* **REQUIRED WORK**
Check every line below for the word "draw" and copy each one that has it.

>> BEGIN

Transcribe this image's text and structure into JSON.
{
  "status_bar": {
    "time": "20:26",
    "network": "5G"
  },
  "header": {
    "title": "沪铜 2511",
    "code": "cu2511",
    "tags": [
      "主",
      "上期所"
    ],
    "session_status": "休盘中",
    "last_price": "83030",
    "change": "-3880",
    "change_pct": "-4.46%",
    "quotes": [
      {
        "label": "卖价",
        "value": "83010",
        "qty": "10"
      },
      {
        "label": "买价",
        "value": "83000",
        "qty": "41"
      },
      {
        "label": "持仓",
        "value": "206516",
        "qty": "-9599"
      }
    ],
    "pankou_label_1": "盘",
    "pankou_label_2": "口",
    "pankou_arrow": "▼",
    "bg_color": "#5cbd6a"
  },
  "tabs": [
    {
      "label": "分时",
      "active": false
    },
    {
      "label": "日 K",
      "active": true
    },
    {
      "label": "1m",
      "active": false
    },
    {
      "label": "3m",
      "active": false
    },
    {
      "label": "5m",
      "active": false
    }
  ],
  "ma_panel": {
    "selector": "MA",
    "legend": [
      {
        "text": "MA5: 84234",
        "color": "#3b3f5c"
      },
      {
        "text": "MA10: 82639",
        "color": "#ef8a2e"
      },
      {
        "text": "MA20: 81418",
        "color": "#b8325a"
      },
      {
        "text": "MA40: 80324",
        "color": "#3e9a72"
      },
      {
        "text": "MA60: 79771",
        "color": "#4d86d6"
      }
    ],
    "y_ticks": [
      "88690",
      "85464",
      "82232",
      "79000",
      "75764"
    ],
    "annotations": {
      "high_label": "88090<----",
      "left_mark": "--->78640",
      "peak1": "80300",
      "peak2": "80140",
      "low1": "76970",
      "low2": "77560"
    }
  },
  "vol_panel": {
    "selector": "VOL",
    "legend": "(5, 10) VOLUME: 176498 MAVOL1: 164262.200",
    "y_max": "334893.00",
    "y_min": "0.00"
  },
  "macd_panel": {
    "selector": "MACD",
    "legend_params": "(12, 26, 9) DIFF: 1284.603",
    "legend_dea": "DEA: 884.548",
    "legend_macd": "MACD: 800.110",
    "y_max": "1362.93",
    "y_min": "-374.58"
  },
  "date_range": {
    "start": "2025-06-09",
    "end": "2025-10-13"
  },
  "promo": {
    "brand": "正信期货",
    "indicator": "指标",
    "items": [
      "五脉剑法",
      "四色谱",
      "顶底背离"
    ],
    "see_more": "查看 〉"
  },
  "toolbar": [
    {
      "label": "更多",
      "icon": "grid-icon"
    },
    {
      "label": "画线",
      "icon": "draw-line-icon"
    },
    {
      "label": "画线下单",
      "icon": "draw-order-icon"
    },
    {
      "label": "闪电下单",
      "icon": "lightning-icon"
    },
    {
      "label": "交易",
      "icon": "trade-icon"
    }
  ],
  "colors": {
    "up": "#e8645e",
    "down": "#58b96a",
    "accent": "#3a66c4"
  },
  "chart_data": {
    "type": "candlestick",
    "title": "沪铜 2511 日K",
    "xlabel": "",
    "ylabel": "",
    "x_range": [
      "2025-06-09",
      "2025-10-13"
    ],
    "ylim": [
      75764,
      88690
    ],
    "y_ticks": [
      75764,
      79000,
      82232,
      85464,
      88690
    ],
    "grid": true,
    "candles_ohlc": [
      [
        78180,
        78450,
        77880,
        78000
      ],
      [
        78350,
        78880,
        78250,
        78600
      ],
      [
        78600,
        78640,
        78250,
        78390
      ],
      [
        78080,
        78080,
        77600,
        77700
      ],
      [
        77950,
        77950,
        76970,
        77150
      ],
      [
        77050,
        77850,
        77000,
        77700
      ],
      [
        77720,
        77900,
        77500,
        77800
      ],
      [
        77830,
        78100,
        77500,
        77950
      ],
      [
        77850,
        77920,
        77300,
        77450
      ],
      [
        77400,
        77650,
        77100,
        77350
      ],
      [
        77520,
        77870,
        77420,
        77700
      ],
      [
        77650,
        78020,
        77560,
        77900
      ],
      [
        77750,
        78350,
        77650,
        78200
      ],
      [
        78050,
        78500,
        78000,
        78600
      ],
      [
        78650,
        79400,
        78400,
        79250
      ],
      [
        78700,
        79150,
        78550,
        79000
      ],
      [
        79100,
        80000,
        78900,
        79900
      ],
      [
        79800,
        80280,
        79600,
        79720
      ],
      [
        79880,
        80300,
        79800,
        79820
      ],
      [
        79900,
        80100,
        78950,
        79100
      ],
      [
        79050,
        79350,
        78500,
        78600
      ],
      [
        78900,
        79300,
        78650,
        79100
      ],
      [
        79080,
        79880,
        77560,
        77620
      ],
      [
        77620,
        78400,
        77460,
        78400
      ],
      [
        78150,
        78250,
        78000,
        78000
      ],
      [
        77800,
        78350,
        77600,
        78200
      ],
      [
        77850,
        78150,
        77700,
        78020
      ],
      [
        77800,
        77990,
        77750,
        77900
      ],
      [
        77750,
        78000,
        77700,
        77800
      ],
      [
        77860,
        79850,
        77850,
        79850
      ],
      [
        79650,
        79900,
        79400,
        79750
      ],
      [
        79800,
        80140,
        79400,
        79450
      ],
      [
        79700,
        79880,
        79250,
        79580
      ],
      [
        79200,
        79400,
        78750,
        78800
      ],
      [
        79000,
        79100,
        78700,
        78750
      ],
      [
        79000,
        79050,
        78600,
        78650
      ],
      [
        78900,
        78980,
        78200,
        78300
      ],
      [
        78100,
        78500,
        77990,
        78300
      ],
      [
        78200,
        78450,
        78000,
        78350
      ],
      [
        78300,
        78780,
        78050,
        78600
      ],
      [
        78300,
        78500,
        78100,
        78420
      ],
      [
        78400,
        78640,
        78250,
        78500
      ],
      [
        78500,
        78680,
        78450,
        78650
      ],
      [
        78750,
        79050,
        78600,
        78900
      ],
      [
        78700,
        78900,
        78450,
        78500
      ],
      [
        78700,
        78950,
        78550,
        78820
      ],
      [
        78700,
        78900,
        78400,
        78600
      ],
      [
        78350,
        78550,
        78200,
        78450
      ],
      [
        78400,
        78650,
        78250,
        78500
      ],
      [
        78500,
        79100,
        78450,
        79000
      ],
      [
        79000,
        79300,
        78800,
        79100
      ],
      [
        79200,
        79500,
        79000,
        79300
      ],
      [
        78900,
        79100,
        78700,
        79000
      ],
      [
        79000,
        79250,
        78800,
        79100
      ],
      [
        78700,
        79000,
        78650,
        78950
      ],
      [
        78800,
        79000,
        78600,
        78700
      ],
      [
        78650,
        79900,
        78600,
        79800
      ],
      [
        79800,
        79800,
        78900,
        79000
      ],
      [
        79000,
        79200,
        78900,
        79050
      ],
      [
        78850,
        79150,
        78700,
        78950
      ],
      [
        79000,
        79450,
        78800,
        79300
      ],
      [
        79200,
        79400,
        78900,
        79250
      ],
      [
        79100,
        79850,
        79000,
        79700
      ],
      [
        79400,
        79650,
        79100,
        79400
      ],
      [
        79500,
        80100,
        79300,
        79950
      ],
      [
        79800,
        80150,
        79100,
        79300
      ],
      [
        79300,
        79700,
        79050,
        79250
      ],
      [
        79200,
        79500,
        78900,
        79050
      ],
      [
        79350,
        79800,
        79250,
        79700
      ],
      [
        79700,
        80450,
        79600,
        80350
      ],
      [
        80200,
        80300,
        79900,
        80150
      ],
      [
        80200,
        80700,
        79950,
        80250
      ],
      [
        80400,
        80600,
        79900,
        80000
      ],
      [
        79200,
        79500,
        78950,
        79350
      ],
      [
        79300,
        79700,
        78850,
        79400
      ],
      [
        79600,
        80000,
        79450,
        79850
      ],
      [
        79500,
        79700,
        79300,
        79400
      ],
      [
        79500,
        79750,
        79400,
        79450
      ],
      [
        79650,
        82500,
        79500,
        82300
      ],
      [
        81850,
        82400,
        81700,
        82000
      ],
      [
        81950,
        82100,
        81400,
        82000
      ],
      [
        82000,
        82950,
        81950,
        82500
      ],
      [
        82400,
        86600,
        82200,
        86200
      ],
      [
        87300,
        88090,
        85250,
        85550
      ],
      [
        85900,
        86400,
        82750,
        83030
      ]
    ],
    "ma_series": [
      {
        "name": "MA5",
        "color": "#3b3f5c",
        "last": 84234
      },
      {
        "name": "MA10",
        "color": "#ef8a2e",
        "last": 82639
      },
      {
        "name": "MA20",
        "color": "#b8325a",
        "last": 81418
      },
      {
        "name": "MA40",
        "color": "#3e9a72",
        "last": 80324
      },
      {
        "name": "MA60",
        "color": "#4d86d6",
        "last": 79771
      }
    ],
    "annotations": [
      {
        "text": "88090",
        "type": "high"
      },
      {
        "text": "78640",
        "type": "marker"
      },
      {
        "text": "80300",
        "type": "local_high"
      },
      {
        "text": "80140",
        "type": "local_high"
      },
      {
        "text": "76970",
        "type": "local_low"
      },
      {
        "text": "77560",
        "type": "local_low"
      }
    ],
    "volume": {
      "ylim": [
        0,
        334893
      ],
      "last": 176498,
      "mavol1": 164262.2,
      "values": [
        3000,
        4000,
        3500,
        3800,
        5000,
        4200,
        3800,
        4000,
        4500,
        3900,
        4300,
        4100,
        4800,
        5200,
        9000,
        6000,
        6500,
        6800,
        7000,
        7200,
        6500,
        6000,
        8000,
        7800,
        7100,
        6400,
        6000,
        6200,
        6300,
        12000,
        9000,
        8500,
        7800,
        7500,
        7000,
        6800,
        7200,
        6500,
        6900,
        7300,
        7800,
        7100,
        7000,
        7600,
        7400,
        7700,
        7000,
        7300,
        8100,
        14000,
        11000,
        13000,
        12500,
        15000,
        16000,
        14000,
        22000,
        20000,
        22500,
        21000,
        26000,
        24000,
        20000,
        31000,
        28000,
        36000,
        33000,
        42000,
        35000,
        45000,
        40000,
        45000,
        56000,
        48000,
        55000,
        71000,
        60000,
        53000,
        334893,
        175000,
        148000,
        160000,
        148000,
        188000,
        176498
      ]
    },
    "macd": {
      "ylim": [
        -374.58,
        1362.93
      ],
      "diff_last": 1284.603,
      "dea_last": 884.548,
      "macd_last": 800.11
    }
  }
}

>> END

* **RIGHT ANSWER**
      "icon": "draw-line-icon"
      "icon": "draw-order-icon"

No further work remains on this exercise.